> **Exercise details**: Without the images, output each record below as it stands.

> **Supplied material**:
══════════

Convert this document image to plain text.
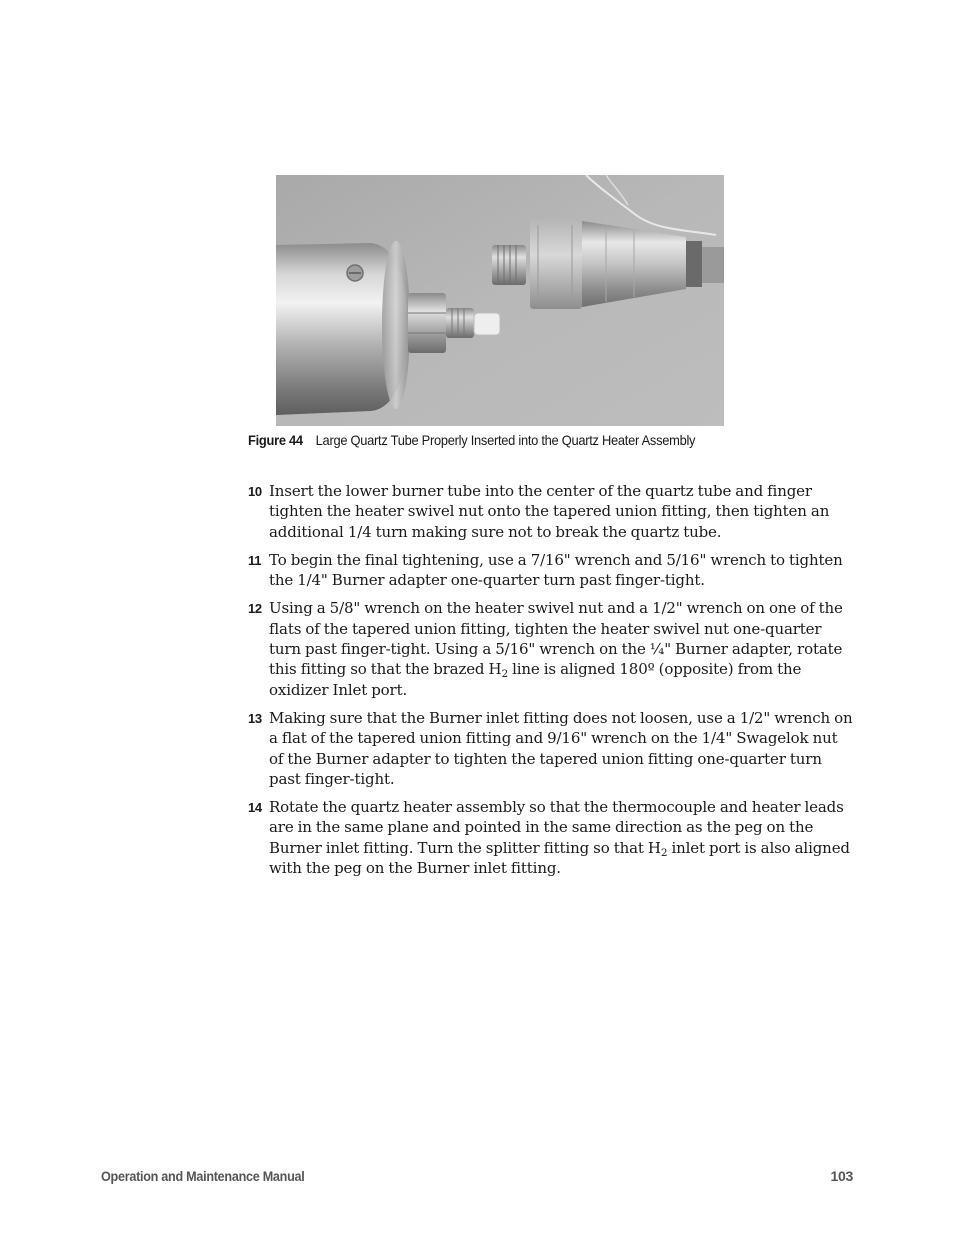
Figure 44 Large Quartz Tube Properly Inserted into the Quartz Heater Assembly
10 Insert the lower burner tube into the center of the quartz tube and finger tighten the heater swivel nut onto the tapered union fitting, then tighten an additional 1/4 turn making sure not to break the quartz tube.
11 To begin the final tightening, use a 7/16" wrench and 5/16" wrench to tighten the 1/4" Burner adapter one-quarter turn past finger-tight.
12 Using a 5/8" wrench on the heater swivel nut and a 1/2" wrench on one of the flats of the tapered union fitting, tighten the heater swivel nut one-quarter turn past finger-tight. Using a 5/16" wrench on the ¼" Burner adapter, rotate this fitting so that the brazed $H_2$ line is aligned 180º (opposite) from the oxidizer Inlet port.
13 Making sure that the Burner inlet fitting does not loosen, use a 1/2" wrench on a flat of the tapered union fitting and 9/16" wrench on the 1/4" Swagelok nut of the Burner adapter to tighten the tapered union fitting one-quarter turn past finger-tight.
14 Rotate the quartz heater assembly so that the thermocouple and heater leads are in the same plane and pointed in the same direction as the peg on the Burner inlet fitting. Turn the splitter fitting so that $H_2$ inlet port is also aligned with the peg on the Burner inlet fitting.
Operation and Maintenance Manual	103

══════════

> **Task output**:
Convert this document image to plain text.
Figure 44 Large Quartz Tube Properly Inserted into the Quartz Heater Assembly
10 Insert the lower burner tube into the center of the quartz tube and finger tighten the heater swivel nut onto the tapered union fitting, then tighten an additional 1/4 turn making sure not to break the quartz tube.
11 To begin the final tightening, use a 7/16" wrench and 5/16" wrench to tighten the 1/4" Burner adapter one-quarter turn past finger-tight.
12 Using a 5/8" wrench on the heater swivel nut and a 1/2" wrench on one of the flats of the tapered union fitting, tighten the heater swivel nut one-quarter turn past finger-tight. Using a 5/16" wrench on the ¼" Burner adapter, rotate this fitting so that the brazed $H_2$ line is aligned 180º (opposite) from the oxidizer Inlet port.
13 Making sure that the Burner inlet fitting does not loosen, use a 1/2" wrench on a flat of the tapered union fitting and 9/16" wrench on the 1/4" Swagelok nut of the Burner adapter to tighten the tapered union fitting one-quarter turn past finger-tight.
14 Rotate the quartz heater assembly so that the thermocouple and heater leads are in the same plane and pointed in the same direction as the peg on the Burner inlet fitting. Turn the splitter fitting so that $H_2$ inlet port is also aligned with the peg on the Burner inlet fitting.
Operation and Maintenance Manual	103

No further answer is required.